** SOURCE PASSAGE **
##############################
2. Materials and Methods

The hydrodynamic radius of the particles was determined by dynamic light scattering (Zetasizer ULTRA (Malvern Panalytical Ltd., Malvern, UK)). In the study, a spectrophotometer HACH LANGE DR-5000 (HACH LANGE GmbH, Düsseldorf, Germany) was used for recording absorbance spectra. AvaSpec-DUAL spectrometers (spectral ranges 219–381 and 379–521 nm, average optical resolution 0.12 and 0.1 nm), StarLine AvaSpec-ULS2048CL (spectral range 517–748 nm, average optical resolution 0.3 nm) were used to record emission spectra. The conductivity and pH of the medium were determined using a SevenExcellence multichannel meter (Mettler Toledo, Greifensee, Switzerland). A JEM 2100 transmission electron microscope (TEM) (JEOL, Tokyo, Japan) was used to study the structure of eroded particles. The accelerating voltage of 200 kV was applied. Scanning electron microscopy was performed using a JSM-6480LV (JEOL, Tokyo, Japan).

The concentration of +3 metal ions was determined by the absorption spectrum of orange solution at a wavelength of 560 nm, using XO (xylenol orange) reagent [41].
##############################
** STORED DATA **
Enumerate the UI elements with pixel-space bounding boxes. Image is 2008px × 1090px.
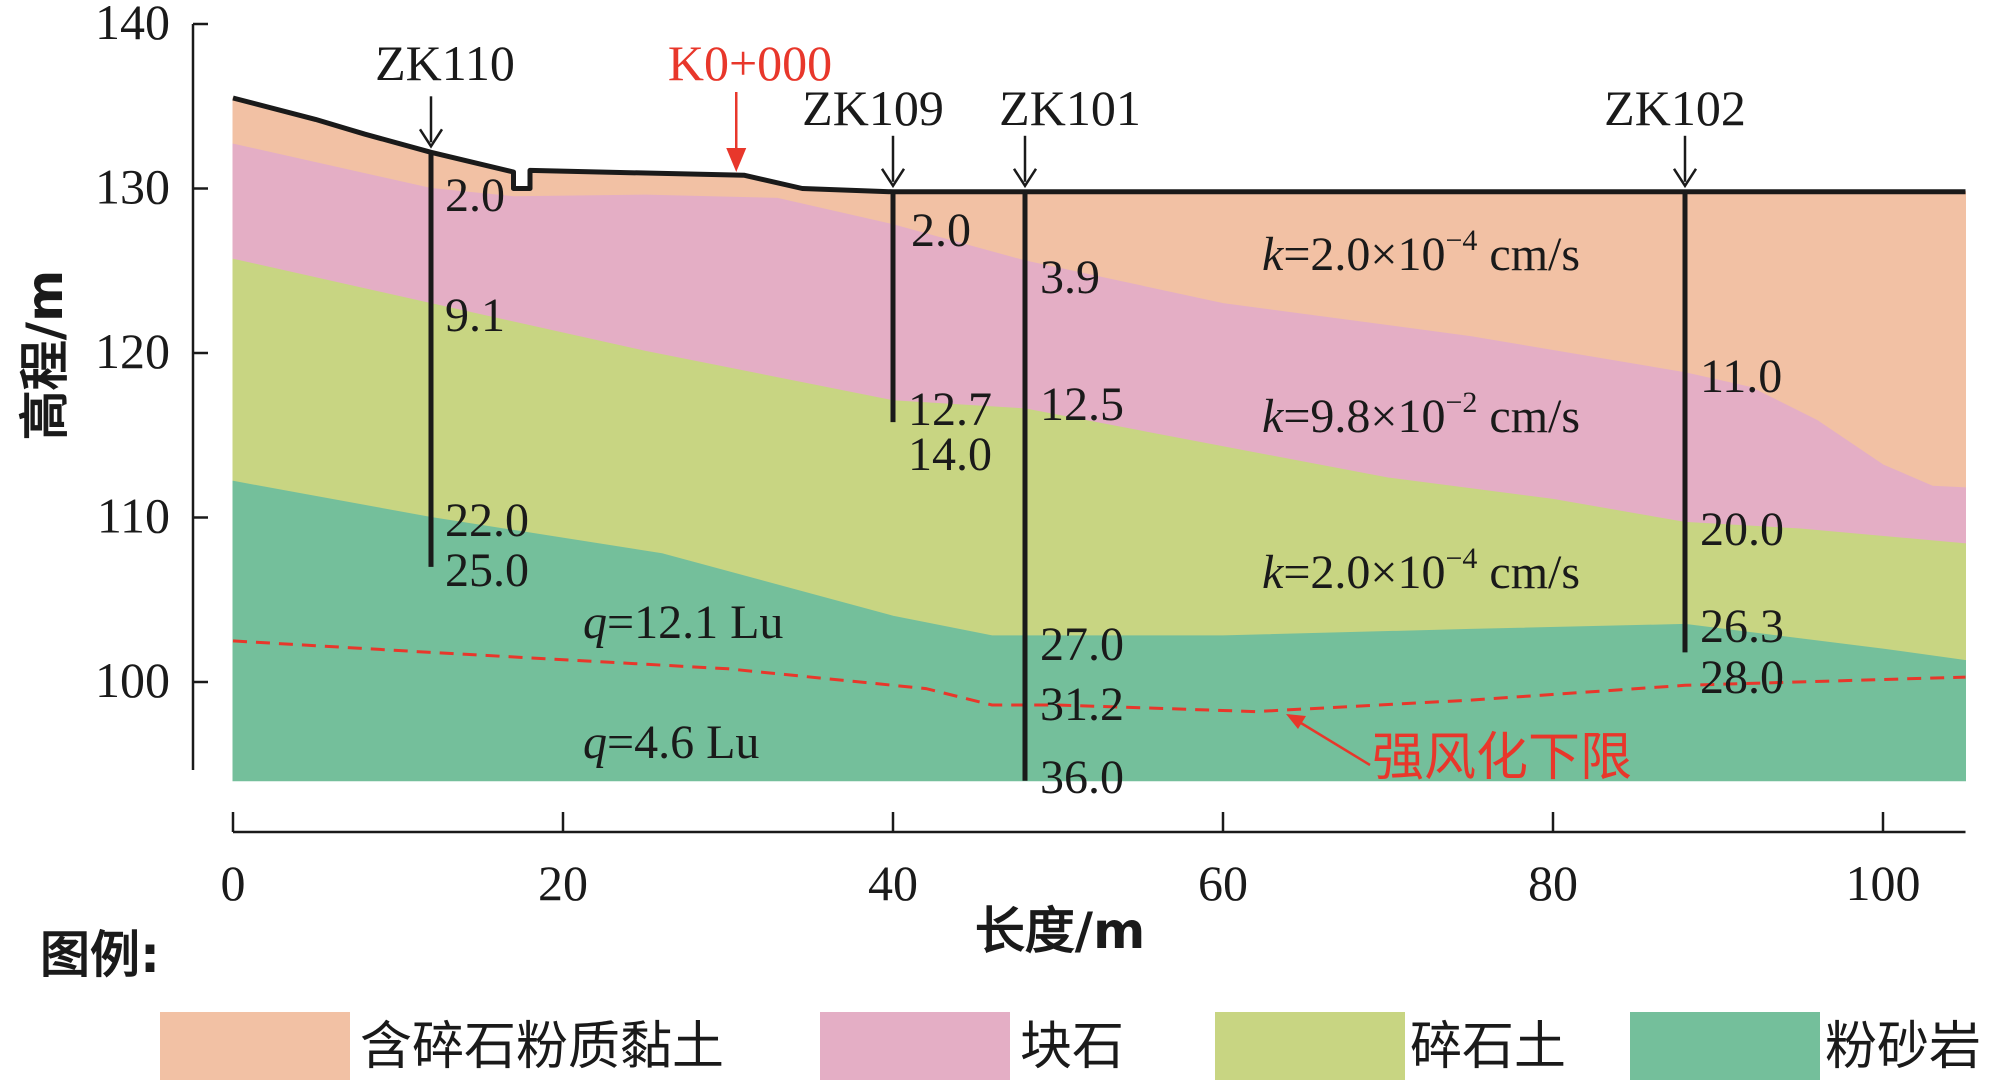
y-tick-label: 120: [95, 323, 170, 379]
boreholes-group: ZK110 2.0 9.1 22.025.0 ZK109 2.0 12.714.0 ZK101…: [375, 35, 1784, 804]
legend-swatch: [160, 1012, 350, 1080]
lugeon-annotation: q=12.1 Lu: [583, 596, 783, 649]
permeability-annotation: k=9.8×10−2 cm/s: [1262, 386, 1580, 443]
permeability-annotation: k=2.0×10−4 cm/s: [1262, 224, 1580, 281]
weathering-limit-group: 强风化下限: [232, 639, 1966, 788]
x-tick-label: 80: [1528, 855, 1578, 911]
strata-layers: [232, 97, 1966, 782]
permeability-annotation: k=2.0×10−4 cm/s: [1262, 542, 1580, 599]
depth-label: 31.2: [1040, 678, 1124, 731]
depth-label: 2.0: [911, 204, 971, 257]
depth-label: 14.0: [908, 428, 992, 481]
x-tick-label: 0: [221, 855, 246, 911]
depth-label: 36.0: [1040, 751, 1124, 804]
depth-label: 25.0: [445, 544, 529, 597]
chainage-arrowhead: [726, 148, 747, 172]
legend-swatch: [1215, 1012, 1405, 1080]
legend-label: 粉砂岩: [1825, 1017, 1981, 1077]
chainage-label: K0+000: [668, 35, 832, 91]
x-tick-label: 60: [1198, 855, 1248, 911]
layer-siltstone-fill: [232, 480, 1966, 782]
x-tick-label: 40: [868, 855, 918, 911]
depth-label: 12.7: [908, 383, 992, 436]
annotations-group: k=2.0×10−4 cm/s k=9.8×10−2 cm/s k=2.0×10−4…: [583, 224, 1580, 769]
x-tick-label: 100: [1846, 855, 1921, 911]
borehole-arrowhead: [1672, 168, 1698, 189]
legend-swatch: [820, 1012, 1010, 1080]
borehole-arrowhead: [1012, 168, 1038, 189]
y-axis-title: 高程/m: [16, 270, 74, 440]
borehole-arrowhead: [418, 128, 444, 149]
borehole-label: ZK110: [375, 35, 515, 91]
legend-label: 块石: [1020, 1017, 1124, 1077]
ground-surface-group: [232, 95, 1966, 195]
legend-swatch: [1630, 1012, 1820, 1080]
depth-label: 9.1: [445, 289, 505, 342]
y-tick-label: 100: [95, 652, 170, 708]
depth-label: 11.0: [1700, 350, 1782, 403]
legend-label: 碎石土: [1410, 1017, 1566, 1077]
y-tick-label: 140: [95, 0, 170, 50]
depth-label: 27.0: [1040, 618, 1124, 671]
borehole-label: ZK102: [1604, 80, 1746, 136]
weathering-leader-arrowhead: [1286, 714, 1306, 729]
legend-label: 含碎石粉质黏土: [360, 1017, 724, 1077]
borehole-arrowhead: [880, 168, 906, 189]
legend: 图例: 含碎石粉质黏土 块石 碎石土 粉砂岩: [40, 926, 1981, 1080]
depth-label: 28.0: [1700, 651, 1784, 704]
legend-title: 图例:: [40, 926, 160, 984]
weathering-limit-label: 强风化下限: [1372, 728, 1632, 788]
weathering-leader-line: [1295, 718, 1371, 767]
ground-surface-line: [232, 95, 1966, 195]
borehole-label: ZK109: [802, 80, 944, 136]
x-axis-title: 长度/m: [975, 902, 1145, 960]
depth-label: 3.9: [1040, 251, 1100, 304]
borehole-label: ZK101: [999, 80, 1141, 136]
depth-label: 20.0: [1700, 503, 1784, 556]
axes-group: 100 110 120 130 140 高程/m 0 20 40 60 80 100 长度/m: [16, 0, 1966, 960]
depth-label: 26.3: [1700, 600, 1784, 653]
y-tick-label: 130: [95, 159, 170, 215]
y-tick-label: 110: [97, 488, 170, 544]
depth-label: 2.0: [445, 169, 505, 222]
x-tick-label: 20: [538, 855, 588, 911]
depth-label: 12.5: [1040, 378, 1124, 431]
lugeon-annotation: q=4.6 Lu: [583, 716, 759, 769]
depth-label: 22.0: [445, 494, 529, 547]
##############################
** TASKS **
a - According to the materials and methods passage, what instrument was used to perform scanning electron microscopy?
b - Continue the materials and methods passage from its last sentence.

** EXERCISE ANSWERS **
a - A JSM-6480LV (JEOL, Tokyo, Japan).

b -
The concentration of H₂O₂ was determined by the reaction of H₂O₂ and titanium sulfate Ti(SO₄)₂, using a spectrophotometer. The concentration of H₂O₂ could be determined from the absorbance at a wavelength of 410 nm of the yellow solution of H₂TiO₄ [42].

The study employed a high-voltage pulsed-periodic multielectrode ring discharge system in liquid with gas injection between electrodes, capable of delivering total power up to 1000 W [26,37,38]. The discharge chamber consists of a dielectric ring-shaped tube housing four electrode pairs arranged circumferentially, with a 2 mm interelectrode gap for each pair. The high-energy pulses (up to 1 J, ~2 μs duration) enable efficient energy transfer to the liquid, facilitating rapid reaction kinetics and significant alterations in the thermodynamic and chemical parameters of aqueous solutions. The system in Figure 1a operates with an applied voltage amplitude U~20 kV, while during established spark channel conditions U~2 kV with current I~300 A at a pulse repetition frequency f = 50 Hz (Figure 1b).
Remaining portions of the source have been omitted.